### WRITTEN INSTRUCTION:
Show, in full, each line of the data that contains "after".

### PROVIDED INFORMATION:
################

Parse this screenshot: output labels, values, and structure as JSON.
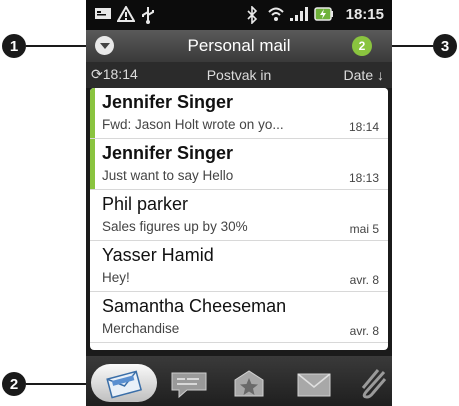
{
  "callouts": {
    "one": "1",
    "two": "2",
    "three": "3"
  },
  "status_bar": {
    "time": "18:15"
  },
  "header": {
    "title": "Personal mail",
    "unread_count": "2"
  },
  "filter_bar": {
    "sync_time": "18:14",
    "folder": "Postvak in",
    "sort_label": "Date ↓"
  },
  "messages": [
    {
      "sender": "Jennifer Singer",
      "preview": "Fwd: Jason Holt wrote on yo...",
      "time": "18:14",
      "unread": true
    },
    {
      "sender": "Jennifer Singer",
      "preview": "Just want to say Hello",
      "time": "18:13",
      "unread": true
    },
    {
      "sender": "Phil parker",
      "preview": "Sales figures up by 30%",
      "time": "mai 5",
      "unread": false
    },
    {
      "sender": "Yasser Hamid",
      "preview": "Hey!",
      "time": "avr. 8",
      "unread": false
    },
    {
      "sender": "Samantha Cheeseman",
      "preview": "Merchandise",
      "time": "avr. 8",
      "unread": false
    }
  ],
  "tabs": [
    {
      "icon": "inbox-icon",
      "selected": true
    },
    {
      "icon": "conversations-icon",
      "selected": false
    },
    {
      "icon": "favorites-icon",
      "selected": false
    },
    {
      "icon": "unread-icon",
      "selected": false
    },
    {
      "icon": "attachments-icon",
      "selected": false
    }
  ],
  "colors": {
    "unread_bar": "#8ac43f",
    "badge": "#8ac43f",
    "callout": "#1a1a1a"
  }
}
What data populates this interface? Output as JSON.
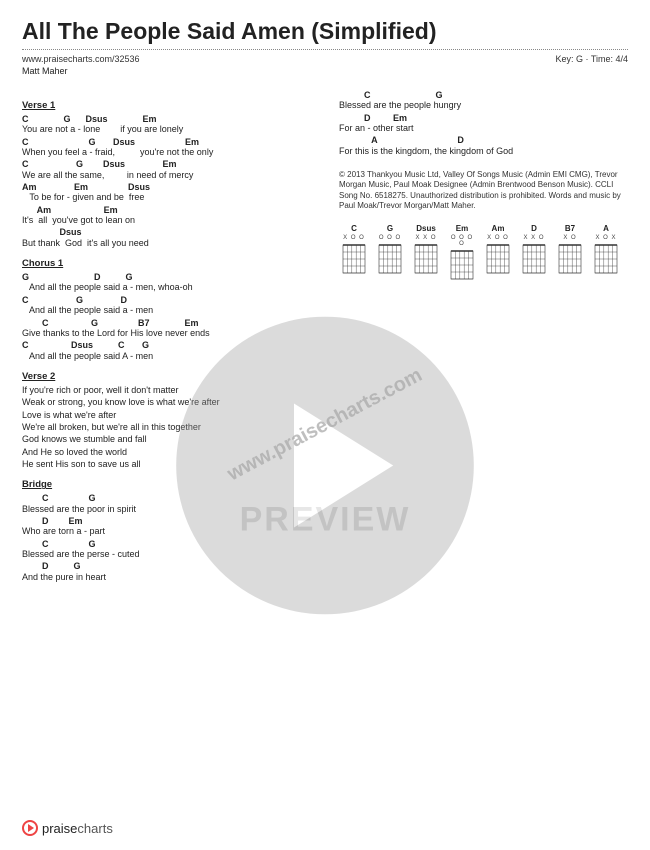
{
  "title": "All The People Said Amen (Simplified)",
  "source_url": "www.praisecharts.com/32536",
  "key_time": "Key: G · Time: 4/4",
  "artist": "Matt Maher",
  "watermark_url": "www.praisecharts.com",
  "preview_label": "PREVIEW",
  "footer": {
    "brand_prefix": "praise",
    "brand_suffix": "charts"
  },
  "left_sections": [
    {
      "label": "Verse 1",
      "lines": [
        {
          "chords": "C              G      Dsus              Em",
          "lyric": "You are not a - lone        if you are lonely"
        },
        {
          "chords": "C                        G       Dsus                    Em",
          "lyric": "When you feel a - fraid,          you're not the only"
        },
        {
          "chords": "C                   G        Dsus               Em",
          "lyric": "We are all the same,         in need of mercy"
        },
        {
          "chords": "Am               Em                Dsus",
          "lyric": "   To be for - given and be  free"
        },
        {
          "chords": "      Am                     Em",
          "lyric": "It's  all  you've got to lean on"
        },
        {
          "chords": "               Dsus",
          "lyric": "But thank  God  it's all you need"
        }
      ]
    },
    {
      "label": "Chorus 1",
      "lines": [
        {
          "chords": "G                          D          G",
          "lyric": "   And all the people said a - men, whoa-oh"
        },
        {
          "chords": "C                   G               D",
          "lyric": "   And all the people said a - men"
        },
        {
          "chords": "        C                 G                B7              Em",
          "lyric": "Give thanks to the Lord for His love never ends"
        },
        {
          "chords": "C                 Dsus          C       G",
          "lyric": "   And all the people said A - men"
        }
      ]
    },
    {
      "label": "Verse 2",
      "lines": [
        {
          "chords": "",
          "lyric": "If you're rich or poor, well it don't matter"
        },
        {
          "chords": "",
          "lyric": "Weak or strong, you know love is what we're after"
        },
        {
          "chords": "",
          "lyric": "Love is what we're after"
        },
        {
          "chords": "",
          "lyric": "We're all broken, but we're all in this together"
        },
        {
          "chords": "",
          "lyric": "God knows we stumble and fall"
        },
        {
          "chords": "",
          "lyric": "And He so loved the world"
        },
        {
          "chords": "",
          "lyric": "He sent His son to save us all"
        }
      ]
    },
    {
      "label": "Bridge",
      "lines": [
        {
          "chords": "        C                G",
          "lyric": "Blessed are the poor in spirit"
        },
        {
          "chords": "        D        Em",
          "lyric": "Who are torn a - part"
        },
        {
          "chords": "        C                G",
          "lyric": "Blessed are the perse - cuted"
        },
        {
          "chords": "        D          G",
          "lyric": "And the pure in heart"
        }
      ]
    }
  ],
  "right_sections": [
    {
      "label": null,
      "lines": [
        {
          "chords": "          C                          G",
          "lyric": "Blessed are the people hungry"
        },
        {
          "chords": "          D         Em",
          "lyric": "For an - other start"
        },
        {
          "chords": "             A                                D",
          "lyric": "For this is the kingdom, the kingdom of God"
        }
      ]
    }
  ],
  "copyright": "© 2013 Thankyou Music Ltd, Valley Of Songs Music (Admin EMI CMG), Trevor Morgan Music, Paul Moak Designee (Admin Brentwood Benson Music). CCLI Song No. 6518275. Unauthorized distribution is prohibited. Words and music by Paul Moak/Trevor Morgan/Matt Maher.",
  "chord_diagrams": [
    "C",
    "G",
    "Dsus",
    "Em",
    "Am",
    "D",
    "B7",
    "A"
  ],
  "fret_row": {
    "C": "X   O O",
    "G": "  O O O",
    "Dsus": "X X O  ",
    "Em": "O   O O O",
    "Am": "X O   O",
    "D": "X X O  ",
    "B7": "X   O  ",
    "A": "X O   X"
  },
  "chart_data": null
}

################

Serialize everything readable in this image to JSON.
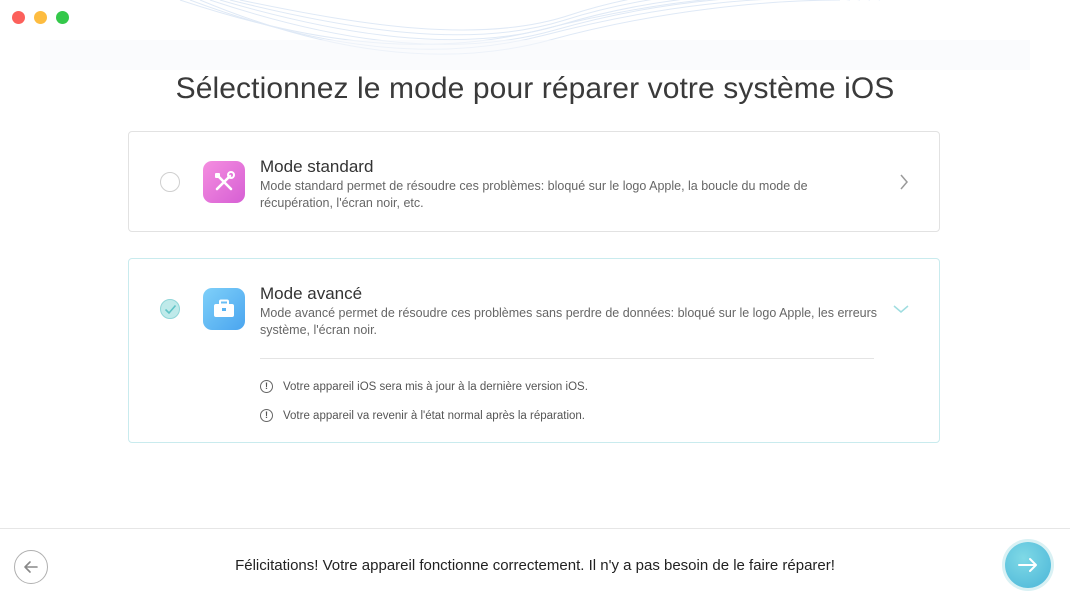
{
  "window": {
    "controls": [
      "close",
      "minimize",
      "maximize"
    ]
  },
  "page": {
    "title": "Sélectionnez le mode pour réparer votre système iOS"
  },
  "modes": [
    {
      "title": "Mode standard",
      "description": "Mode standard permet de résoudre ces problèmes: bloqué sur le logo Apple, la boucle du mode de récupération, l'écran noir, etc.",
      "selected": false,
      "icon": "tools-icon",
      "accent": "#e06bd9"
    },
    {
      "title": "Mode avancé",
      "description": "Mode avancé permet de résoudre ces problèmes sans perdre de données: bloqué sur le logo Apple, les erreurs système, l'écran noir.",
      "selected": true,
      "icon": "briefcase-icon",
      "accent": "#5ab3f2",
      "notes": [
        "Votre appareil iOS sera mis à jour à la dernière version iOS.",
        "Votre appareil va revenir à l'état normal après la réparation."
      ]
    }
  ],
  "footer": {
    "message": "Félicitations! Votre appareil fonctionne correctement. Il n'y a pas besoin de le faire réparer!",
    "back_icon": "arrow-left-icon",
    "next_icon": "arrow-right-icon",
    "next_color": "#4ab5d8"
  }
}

################

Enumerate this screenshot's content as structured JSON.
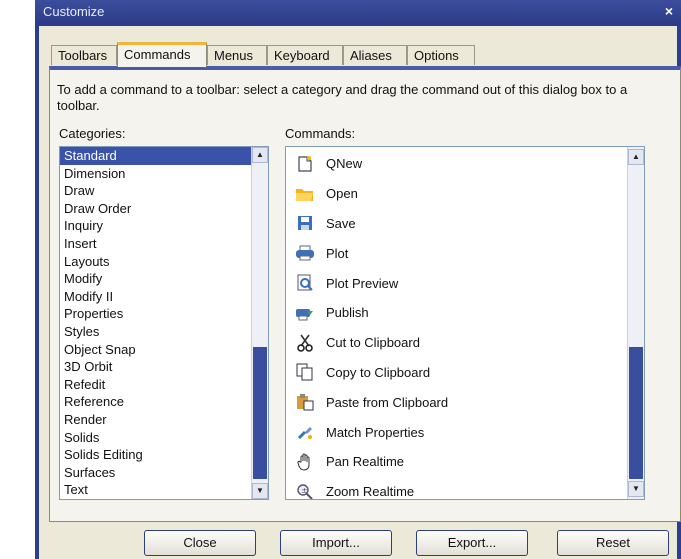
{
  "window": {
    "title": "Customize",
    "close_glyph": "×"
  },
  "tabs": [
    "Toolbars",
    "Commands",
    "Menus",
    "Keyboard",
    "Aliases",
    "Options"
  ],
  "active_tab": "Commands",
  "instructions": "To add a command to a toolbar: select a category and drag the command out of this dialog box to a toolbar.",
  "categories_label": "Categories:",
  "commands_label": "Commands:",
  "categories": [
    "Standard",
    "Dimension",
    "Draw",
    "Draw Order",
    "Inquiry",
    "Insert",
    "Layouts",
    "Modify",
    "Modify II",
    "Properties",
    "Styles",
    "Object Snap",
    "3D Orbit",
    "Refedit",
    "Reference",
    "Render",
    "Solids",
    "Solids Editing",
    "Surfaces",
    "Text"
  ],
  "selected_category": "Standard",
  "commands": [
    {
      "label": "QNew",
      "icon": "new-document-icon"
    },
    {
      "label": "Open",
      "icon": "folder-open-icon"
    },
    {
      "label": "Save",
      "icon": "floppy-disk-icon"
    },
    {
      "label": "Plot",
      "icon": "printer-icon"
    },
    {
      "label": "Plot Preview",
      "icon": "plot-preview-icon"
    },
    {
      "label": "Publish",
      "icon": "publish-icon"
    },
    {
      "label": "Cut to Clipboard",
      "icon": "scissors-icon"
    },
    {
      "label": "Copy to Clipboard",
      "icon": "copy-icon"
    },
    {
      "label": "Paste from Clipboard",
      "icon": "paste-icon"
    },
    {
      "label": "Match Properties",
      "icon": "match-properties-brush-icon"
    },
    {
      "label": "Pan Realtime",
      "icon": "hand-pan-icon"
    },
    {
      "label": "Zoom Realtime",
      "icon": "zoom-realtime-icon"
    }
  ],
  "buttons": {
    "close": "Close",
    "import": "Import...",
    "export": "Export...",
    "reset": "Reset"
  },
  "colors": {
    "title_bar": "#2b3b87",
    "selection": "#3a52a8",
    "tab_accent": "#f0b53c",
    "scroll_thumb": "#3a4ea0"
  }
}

################

### PROBLEM SOLUTION:
          "lyric": "Weak or strong, you know love is what we're after"
          "lyric": "Love is what we're after"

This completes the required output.